#### [TASK STATEMENT]
Copy out the listing in full, exactly as written, but not its pictures.
BEGIN
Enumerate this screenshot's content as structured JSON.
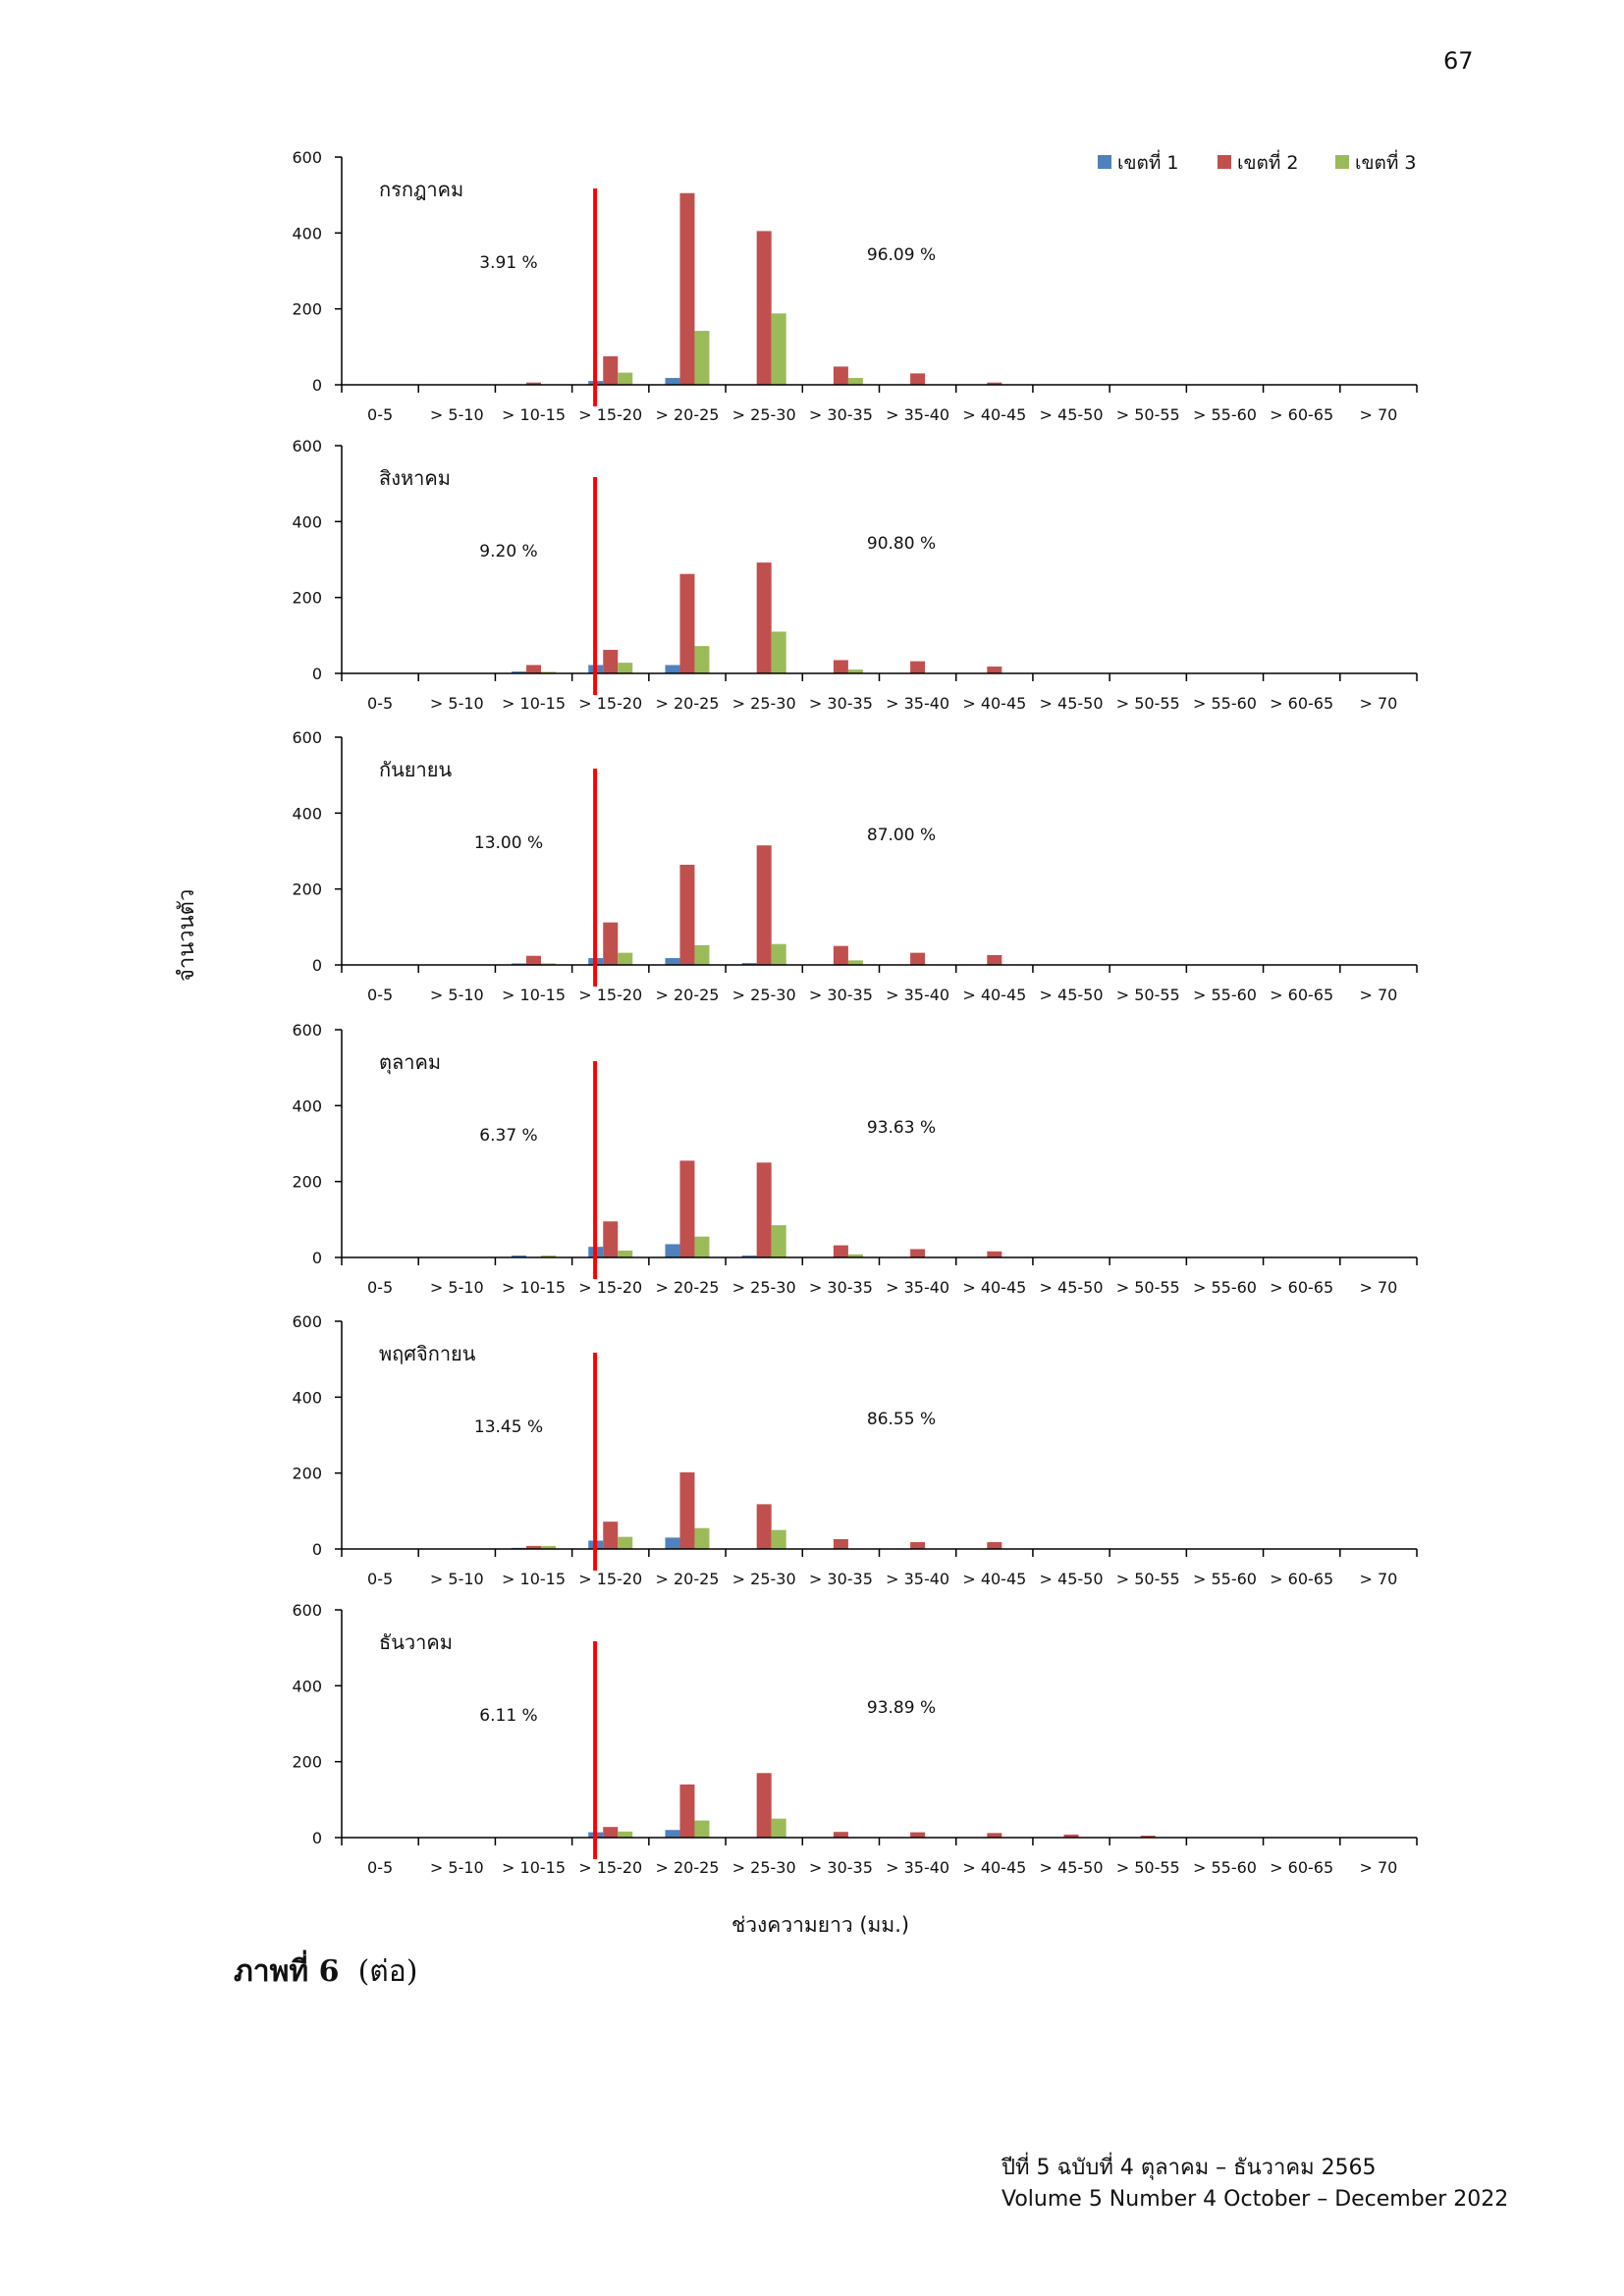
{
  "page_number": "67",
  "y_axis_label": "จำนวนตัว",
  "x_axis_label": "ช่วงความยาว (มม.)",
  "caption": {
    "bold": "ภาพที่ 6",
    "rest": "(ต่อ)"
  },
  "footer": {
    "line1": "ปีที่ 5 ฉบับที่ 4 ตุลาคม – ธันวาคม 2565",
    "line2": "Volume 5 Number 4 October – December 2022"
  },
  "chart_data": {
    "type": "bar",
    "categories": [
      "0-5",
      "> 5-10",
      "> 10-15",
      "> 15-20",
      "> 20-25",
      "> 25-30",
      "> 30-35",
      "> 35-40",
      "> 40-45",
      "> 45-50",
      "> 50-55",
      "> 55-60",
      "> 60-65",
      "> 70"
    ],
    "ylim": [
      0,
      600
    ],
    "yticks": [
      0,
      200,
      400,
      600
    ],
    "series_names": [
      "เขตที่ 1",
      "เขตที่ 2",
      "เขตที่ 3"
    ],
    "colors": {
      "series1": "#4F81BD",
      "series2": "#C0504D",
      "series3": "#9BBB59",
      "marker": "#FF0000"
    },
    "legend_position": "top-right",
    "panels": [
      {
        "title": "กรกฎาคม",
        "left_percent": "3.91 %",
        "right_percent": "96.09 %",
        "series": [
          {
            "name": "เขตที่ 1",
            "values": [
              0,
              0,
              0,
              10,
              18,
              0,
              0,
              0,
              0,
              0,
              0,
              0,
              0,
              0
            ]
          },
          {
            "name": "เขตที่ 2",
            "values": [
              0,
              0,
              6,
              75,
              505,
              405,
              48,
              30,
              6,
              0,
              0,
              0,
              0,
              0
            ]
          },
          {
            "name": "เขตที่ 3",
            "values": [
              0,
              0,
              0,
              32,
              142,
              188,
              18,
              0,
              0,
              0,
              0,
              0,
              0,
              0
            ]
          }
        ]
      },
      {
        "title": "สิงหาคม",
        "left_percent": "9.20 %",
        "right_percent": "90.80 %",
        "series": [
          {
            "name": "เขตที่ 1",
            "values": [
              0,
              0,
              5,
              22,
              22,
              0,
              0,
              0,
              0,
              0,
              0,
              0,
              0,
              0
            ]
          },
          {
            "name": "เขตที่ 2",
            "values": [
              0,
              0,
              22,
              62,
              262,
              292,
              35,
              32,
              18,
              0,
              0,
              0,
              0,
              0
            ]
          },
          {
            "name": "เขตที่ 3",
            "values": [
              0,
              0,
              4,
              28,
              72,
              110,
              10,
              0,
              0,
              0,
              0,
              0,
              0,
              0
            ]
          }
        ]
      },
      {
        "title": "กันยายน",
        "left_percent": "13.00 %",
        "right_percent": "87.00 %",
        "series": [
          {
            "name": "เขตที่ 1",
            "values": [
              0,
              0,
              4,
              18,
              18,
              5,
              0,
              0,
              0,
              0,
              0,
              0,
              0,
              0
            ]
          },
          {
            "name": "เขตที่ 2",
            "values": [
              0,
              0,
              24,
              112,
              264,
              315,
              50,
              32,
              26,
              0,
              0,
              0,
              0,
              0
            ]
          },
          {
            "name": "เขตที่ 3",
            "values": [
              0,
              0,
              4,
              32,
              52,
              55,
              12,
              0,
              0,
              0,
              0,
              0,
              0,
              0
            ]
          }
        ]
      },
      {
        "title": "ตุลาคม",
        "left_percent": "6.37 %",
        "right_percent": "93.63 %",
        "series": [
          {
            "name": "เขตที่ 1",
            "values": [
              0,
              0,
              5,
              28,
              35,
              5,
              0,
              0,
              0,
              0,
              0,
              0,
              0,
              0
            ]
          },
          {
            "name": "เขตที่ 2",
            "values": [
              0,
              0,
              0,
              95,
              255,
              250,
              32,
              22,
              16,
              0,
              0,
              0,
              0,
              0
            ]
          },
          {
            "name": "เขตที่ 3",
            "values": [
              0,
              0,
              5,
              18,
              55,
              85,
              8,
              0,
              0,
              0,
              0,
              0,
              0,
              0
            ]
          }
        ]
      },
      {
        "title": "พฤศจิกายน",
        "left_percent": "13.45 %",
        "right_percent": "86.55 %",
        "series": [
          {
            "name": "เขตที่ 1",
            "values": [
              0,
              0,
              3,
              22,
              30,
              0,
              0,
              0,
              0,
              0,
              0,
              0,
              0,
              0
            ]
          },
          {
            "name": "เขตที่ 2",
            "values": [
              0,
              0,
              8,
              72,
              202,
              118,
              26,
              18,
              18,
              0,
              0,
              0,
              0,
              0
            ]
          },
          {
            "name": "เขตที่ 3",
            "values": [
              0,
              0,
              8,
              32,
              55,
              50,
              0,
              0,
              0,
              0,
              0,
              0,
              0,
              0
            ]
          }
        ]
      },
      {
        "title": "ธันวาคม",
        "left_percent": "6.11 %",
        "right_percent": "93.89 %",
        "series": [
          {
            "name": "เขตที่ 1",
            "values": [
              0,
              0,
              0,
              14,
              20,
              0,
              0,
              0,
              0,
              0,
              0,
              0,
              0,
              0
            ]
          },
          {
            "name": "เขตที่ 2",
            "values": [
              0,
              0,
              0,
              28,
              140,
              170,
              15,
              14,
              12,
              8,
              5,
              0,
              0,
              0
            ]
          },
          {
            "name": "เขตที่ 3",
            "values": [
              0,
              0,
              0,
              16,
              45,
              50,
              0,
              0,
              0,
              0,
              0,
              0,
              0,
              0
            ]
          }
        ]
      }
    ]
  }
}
END
#### [OUTPUT]
Enumerate this screenshot's content as structured JSON.
{
  "page_number": "67",
  "y_axis_label": "จำนวนตัว",
  "x_axis_label": "ช่วงความยาว (มม.)",
  "caption": {
    "bold": "ภาพที่ 6",
    "rest": "(ต่อ)"
  },
  "footer": {
    "line1": "ปีที่ 5 ฉบับที่ 4 ตุลาคม – ธันวาคม 2565",
    "line2": "Volume 5 Number 4 October – December 2022"
  },
  "chart_data": {
    "type": "bar",
    "categories": [
      "0-5",
      "> 5-10",
      "> 10-15",
      "> 15-20",
      "> 20-25",
      "> 25-30",
      "> 30-35",
      "> 35-40",
      "> 40-45",
      "> 45-50",
      "> 50-55",
      "> 55-60",
      "> 60-65",
      "> 70"
    ],
    "ylim": [
      0,
      600
    ],
    "yticks": [
      0,
      200,
      400,
      600
    ],
    "series_names": [
      "เขตที่ 1",
      "เขตที่ 2",
      "เขตที่ 3"
    ],
    "colors": {
      "series1": "#4F81BD",
      "series2": "#C0504D",
      "series3": "#9BBB59",
      "marker": "#FF0000"
    },
    "legend_position": "top-right",
    "panels": [
      {
        "title": "กรกฎาคม",
        "left_percent": "3.91 %",
        "right_percent": "96.09 %",
        "series": [
          {
            "name": "เขตที่ 1",
            "values": [
              0,
              0,
              0,
              10,
              18,
              0,
              0,
              0,
              0,
              0,
              0,
              0,
              0,
              0
            ]
          },
          {
            "name": "เขตที่ 2",
            "values": [
              0,
              0,
              6,
              75,
              505,
              405,
              48,
              30,
              6,
              0,
              0,
              0,
              0,
              0
            ]
          },
          {
            "name": "เขตที่ 3",
            "values": [
              0,
              0,
              0,
              32,
              142,
              188,
              18,
              0,
              0,
              0,
              0,
              0,
              0,
              0
            ]
          }
        ]
      },
      {
        "title": "สิงหาคม",
        "left_percent": "9.20 %",
        "right_percent": "90.80 %",
        "series": [
          {
            "name": "เขตที่ 1",
            "values": [
              0,
              0,
              5,
              22,
              22,
              0,
              0,
              0,
              0,
              0,
              0,
              0,
              0,
              0
            ]
          },
          {
            "name": "เขตที่ 2",
            "values": [
              0,
              0,
              22,
              62,
              262,
              292,
              35,
              32,
              18,
              0,
              0,
              0,
              0,
              0
            ]
          },
          {
            "name": "เขตที่ 3",
            "values": [
              0,
              0,
              4,
              28,
              72,
              110,
              10,
              0,
              0,
              0,
              0,
              0,
              0,
              0
            ]
          }
        ]
      },
      {
        "title": "กันยายน",
        "left_percent": "13.00 %",
        "right_percent": "87.00 %",
        "series": [
          {
            "name": "เขตที่ 1",
            "values": [
              0,
              0,
              4,
              18,
              18,
              5,
              0,
              0,
              0,
              0,
              0,
              0,
              0,
              0
            ]
          },
          {
            "name": "เขตที่ 2",
            "values": [
              0,
              0,
              24,
              112,
              264,
              315,
              50,
              32,
              26,
              0,
              0,
              0,
              0,
              0
            ]
          },
          {
            "name": "เขตที่ 3",
            "values": [
              0,
              0,
              4,
              32,
              52,
              55,
              12,
              0,
              0,
              0,
              0,
              0,
              0,
              0
            ]
          }
        ]
      },
      {
        "title": "ตุลาคม",
        "left_percent": "6.37 %",
        "right_percent": "93.63 %",
        "series": [
          {
            "name": "เขตที่ 1",
            "values": [
              0,
              0,
              5,
              28,
              35,
              5,
              0,
              0,
              0,
              0,
              0,
              0,
              0,
              0
            ]
          },
          {
            "name": "เขตที่ 2",
            "values": [
              0,
              0,
              0,
              95,
              255,
              250,
              32,
              22,
              16,
              0,
              0,
              0,
              0,
              0
            ]
          },
          {
            "name": "เขตที่ 3",
            "values": [
              0,
              0,
              5,
              18,
              55,
              85,
              8,
              0,
              0,
              0,
              0,
              0,
              0,
              0
            ]
          }
        ]
      },
      {
        "title": "พฤศจิกายน",
        "left_percent": "13.45 %",
        "right_percent": "86.55 %",
        "series": [
          {
            "name": "เขตที่ 1",
            "values": [
              0,
              0,
              3,
              22,
              30,
              0,
              0,
              0,
              0,
              0,
              0,
              0,
              0,
              0
            ]
          },
          {
            "name": "เขตที่ 2",
            "values": [
              0,
              0,
              8,
              72,
              202,
              118,
              26,
              18,
              18,
              0,
              0,
              0,
              0,
              0
            ]
          },
          {
            "name": "เขตที่ 3",
            "values": [
              0,
              0,
              8,
              32,
              55,
              50,
              0,
              0,
              0,
              0,
              0,
              0,
              0,
              0
            ]
          }
        ]
      },
      {
        "title": "ธันวาคม",
        "left_percent": "6.11 %",
        "right_percent": "93.89 %",
        "series": [
          {
            "name": "เขตที่ 1",
            "values": [
              0,
              0,
              0,
              14,
              20,
              0,
              0,
              0,
              0,
              0,
              0,
              0,
              0,
              0
            ]
          },
          {
            "name": "เขตที่ 2",
            "values": [
              0,
              0,
              0,
              28,
              140,
              170,
              15,
              14,
              12,
              8,
              5,
              0,
              0,
              0
            ]
          },
          {
            "name": "เขตที่ 3",
            "values": [
              0,
              0,
              0,
              16,
              45,
              50,
              0,
              0,
              0,
              0,
              0,
              0,
              0,
              0
            ]
          }
        ]
      }
    ]
  }
}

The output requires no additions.